+++ Input
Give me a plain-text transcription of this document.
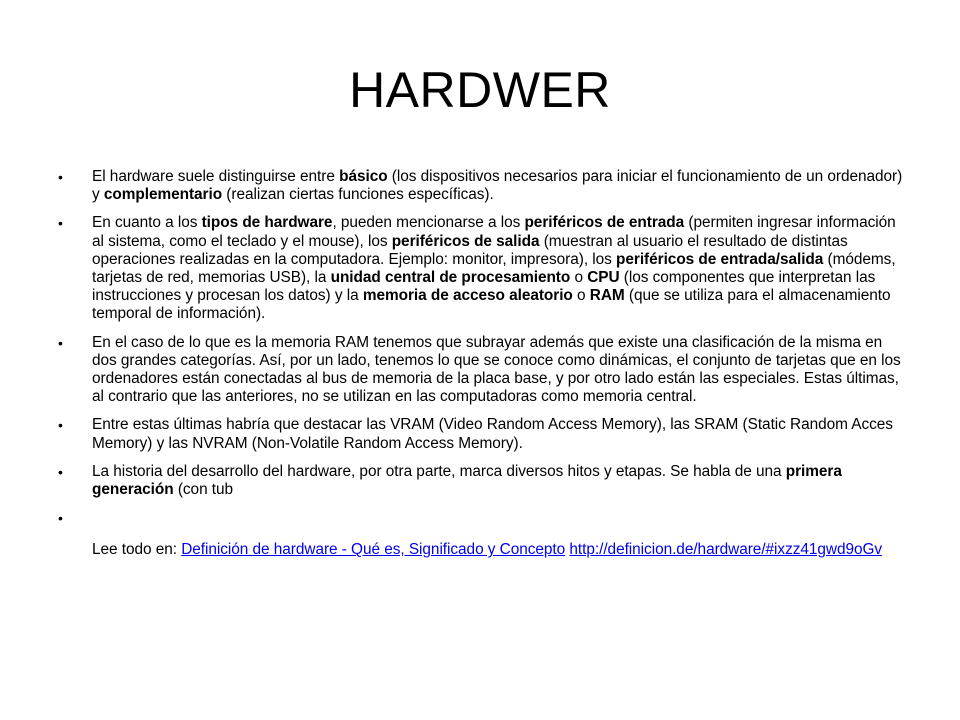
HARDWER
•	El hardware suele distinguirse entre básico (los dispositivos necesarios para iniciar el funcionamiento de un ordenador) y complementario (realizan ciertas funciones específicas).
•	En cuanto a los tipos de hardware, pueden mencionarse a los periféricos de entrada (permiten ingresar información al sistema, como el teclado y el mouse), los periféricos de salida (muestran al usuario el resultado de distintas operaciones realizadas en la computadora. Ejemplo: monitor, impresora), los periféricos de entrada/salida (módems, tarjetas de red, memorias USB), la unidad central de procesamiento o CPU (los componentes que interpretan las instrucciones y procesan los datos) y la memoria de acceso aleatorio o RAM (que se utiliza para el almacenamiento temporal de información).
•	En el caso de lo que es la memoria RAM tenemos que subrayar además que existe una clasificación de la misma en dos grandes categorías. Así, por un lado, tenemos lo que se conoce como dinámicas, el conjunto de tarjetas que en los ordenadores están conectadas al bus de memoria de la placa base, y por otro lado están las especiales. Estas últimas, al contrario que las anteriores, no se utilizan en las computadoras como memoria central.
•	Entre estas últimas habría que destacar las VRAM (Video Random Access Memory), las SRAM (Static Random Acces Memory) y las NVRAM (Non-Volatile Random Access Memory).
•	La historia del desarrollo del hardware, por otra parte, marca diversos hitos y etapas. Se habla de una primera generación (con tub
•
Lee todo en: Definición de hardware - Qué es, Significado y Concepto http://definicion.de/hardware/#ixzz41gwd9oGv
++++++
+++ Input
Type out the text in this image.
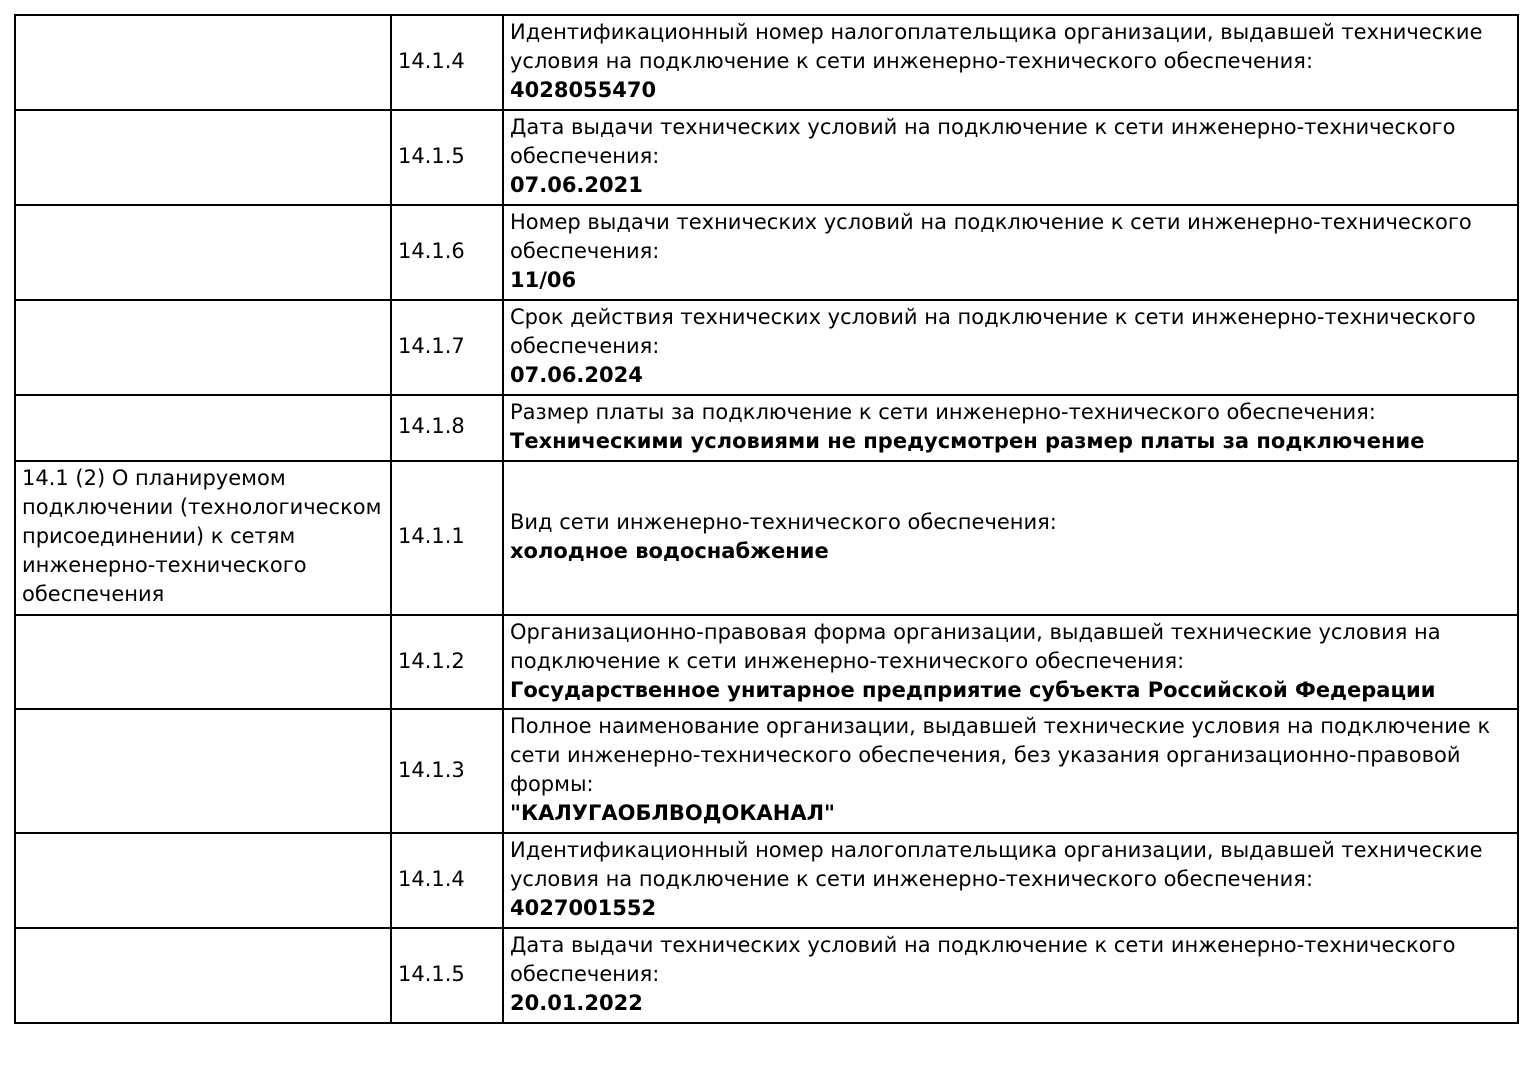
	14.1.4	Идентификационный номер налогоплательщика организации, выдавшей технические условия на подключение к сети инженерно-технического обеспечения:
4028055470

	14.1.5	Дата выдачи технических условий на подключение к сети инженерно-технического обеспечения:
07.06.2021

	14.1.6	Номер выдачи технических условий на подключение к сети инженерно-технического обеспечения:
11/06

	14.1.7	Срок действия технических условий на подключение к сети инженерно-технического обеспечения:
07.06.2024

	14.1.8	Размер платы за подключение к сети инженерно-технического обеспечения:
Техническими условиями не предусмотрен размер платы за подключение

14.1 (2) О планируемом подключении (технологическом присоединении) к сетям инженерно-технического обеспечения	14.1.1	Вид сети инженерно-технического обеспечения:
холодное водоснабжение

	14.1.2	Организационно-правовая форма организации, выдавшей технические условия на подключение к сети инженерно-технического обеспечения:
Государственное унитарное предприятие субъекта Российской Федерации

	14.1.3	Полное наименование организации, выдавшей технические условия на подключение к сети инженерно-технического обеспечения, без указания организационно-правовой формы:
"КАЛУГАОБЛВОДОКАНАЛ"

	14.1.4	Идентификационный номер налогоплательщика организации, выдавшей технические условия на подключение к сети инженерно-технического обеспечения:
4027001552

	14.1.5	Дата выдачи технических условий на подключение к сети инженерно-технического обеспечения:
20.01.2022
++++++
+++ Input
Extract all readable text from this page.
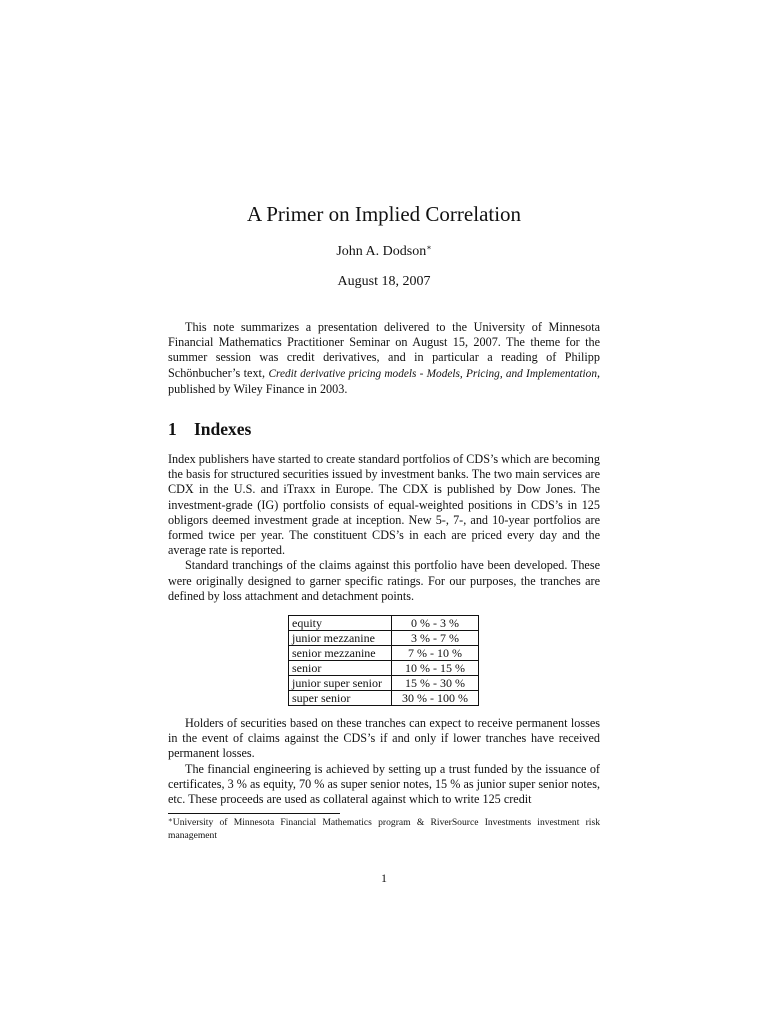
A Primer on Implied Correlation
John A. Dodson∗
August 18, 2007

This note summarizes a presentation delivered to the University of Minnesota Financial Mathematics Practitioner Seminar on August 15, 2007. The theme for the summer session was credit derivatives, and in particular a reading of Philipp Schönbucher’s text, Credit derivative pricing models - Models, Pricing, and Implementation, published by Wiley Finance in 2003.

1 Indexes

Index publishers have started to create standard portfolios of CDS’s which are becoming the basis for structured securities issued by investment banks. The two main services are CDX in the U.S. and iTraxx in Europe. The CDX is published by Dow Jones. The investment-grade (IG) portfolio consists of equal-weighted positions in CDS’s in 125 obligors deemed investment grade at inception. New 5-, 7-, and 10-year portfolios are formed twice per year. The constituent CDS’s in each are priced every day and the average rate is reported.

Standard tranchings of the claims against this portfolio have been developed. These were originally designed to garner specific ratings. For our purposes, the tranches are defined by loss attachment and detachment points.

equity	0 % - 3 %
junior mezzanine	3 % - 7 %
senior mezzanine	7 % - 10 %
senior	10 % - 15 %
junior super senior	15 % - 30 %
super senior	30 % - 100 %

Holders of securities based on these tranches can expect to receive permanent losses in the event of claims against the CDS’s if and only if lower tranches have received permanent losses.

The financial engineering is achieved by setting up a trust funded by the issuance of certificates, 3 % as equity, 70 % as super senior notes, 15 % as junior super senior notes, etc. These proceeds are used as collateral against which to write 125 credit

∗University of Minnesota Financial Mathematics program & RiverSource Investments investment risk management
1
++++++
● **Task**:
Gather, from the listing above, every line carrying the word "mezzanine".

● **Solution to this problem**:
junior mezzanine	3 % - 7 %
senior mezzanine	7 % - 10 %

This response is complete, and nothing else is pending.